Search the records for the word "screenshot" and pick out every line that has it.

▽

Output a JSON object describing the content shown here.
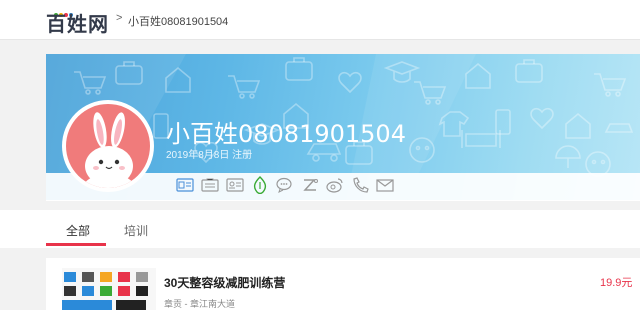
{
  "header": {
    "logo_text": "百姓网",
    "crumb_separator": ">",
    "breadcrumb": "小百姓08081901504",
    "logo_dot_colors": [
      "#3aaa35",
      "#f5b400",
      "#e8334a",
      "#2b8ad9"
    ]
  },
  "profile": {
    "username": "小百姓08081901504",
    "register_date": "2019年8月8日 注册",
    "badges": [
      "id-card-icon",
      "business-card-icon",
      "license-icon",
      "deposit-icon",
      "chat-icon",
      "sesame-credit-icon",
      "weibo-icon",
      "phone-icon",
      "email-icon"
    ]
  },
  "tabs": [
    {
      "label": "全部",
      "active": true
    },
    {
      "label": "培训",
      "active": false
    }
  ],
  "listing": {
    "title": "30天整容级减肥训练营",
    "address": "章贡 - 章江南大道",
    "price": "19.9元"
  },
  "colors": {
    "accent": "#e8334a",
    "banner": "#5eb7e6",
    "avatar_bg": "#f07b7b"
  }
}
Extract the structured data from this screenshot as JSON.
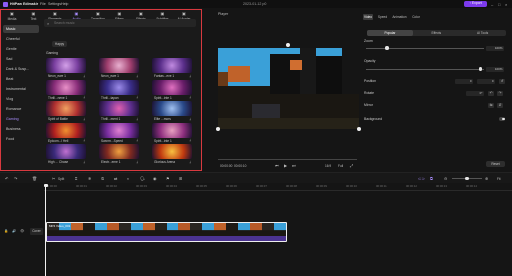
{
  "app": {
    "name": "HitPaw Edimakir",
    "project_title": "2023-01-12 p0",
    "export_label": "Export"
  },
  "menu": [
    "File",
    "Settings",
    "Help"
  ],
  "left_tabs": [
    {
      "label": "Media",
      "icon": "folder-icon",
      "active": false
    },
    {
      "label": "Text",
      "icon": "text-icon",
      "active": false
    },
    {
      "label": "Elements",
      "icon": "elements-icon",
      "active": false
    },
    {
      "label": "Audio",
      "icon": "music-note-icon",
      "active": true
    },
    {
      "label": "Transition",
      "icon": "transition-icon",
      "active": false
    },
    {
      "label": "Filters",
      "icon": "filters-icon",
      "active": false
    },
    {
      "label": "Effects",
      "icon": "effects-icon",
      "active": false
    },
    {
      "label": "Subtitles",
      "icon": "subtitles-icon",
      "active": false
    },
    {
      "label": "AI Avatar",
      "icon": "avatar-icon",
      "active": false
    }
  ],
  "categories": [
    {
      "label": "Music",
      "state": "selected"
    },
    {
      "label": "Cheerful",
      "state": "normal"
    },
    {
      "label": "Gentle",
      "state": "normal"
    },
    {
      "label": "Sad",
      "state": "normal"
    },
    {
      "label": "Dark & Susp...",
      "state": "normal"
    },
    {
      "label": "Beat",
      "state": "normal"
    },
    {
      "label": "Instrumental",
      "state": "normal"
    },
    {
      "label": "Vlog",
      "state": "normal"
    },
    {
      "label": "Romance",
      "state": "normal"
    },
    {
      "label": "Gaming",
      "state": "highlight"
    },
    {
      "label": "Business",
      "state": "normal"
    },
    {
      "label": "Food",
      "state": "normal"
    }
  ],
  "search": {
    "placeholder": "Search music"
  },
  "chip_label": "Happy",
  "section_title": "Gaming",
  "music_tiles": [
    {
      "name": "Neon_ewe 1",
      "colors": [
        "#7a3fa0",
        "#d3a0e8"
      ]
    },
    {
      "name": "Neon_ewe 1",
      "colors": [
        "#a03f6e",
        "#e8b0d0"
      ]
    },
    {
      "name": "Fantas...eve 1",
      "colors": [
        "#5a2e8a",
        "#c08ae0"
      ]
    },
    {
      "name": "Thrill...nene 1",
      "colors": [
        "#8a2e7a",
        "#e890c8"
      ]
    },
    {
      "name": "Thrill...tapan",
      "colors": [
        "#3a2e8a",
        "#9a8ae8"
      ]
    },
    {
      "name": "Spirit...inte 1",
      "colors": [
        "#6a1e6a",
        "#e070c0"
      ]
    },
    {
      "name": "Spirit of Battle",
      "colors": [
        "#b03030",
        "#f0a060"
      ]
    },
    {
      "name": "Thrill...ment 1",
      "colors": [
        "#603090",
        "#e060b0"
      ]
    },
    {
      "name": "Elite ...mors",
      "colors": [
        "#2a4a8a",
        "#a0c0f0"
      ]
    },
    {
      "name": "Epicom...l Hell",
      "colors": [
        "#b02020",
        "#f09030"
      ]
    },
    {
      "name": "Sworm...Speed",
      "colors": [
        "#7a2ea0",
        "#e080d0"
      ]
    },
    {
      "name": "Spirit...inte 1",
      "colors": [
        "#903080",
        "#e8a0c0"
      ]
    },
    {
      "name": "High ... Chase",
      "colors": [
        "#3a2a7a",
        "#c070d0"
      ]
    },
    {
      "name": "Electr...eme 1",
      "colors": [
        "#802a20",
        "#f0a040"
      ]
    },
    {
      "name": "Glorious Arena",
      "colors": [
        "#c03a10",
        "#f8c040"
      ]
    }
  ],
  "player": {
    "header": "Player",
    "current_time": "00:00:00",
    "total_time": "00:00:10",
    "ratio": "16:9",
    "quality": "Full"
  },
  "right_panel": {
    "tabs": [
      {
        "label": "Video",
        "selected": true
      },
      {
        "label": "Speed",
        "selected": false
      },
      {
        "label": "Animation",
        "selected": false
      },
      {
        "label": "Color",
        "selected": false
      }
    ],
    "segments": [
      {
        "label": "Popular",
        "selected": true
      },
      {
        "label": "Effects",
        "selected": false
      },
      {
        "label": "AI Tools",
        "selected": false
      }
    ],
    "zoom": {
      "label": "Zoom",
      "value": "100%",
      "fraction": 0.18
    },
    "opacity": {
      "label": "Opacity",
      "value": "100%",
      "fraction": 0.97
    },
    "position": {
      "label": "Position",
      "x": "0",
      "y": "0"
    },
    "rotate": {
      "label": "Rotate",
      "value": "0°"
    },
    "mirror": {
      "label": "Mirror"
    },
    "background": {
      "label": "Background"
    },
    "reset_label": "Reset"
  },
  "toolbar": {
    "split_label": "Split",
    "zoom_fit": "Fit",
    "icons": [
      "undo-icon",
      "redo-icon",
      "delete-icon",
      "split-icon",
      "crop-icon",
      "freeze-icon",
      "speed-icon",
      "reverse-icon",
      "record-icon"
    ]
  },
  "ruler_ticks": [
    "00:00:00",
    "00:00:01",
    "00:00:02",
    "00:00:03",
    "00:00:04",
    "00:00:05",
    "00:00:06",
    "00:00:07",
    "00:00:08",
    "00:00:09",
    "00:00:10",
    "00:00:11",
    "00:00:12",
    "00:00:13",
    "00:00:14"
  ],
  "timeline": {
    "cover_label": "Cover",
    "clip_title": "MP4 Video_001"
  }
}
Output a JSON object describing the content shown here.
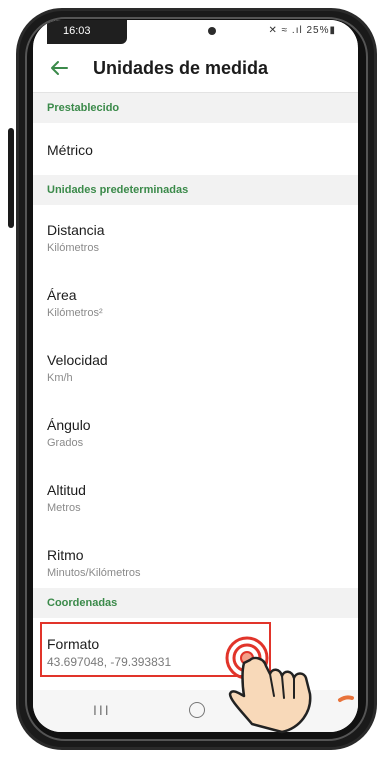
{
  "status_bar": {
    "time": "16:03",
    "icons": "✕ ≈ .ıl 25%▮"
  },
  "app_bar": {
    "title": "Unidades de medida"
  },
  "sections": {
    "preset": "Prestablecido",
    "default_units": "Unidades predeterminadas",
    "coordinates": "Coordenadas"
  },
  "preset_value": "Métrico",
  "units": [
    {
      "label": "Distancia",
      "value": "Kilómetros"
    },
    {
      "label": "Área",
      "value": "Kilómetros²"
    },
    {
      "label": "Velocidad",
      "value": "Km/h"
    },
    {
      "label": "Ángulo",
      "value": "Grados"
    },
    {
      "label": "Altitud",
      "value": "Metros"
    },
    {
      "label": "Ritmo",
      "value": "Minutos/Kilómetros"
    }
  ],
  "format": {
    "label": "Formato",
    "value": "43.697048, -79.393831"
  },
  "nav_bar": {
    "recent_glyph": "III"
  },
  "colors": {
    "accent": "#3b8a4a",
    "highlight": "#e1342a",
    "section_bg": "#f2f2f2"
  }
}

△
▽

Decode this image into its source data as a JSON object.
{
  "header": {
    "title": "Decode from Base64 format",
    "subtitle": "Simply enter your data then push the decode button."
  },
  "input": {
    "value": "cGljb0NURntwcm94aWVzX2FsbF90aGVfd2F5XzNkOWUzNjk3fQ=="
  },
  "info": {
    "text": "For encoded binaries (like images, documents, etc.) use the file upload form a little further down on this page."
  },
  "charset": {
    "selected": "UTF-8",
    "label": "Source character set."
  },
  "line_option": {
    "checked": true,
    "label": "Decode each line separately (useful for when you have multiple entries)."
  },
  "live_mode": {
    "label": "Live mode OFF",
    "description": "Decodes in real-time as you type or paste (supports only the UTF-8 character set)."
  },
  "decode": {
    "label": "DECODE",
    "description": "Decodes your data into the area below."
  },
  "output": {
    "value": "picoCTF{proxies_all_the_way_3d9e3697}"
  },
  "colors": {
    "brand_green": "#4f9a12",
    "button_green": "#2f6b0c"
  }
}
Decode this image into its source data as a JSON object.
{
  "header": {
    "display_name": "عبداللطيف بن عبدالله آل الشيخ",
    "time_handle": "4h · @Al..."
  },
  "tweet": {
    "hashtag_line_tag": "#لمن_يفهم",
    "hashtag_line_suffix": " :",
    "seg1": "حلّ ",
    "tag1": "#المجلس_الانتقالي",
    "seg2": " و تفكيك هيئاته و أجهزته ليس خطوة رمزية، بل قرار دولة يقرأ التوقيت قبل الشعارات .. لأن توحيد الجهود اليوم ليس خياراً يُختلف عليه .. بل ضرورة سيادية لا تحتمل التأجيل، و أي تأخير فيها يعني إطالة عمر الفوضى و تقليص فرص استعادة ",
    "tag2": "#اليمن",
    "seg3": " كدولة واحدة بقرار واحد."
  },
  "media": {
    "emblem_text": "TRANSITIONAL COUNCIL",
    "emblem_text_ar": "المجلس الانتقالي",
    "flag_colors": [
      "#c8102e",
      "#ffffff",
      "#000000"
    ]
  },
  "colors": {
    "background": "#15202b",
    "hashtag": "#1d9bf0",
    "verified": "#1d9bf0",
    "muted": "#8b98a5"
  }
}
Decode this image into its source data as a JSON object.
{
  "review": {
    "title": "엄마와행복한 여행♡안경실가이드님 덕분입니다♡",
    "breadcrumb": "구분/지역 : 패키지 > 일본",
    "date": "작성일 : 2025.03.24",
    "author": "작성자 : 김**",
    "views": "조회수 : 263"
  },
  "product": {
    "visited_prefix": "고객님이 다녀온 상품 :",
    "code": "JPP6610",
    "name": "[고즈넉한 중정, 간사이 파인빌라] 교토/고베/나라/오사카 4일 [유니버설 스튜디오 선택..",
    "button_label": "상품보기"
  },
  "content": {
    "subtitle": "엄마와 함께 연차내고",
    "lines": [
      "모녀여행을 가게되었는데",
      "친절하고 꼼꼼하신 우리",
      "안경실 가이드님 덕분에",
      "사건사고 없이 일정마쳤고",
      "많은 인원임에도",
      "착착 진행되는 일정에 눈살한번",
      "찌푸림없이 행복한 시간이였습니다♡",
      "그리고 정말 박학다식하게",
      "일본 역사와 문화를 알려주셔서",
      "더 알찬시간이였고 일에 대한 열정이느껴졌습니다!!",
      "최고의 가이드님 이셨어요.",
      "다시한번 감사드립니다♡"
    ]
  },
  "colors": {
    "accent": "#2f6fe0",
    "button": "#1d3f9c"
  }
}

△
▽

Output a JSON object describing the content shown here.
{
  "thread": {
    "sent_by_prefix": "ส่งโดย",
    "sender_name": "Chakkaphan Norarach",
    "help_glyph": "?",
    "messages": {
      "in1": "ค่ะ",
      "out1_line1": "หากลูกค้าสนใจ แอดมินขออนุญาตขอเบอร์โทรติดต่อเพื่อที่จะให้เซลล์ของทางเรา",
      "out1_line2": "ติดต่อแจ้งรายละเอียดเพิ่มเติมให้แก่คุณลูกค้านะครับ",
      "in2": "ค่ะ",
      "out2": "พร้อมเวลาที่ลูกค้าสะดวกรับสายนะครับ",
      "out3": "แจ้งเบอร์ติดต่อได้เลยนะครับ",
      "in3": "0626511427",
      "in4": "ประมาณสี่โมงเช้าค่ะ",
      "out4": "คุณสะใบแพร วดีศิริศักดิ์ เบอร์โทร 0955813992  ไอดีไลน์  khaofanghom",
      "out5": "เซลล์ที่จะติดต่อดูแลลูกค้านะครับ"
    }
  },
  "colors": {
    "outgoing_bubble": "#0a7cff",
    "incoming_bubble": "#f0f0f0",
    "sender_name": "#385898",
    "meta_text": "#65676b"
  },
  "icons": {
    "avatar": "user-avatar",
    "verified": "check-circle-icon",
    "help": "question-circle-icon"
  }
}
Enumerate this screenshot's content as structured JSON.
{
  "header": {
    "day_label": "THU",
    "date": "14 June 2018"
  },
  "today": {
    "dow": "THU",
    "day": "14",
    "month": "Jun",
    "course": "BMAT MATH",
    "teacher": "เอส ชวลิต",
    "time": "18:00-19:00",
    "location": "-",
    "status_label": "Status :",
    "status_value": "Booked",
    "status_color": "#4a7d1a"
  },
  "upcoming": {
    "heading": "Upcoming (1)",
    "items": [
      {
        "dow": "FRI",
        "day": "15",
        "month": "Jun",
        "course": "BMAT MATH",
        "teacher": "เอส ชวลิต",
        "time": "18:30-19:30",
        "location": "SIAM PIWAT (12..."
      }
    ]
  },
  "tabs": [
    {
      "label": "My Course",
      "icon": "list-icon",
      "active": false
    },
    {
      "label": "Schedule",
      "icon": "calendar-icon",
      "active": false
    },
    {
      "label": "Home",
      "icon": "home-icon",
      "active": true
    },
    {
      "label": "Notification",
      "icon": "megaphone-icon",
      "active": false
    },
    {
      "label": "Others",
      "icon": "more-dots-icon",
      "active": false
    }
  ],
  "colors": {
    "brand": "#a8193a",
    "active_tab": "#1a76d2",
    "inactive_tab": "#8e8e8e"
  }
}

△

§ ANSWER TO THE TASK:
Extract the structured data from this screenshot as JSON.
Enumerate this screenshot's content as structured JSON.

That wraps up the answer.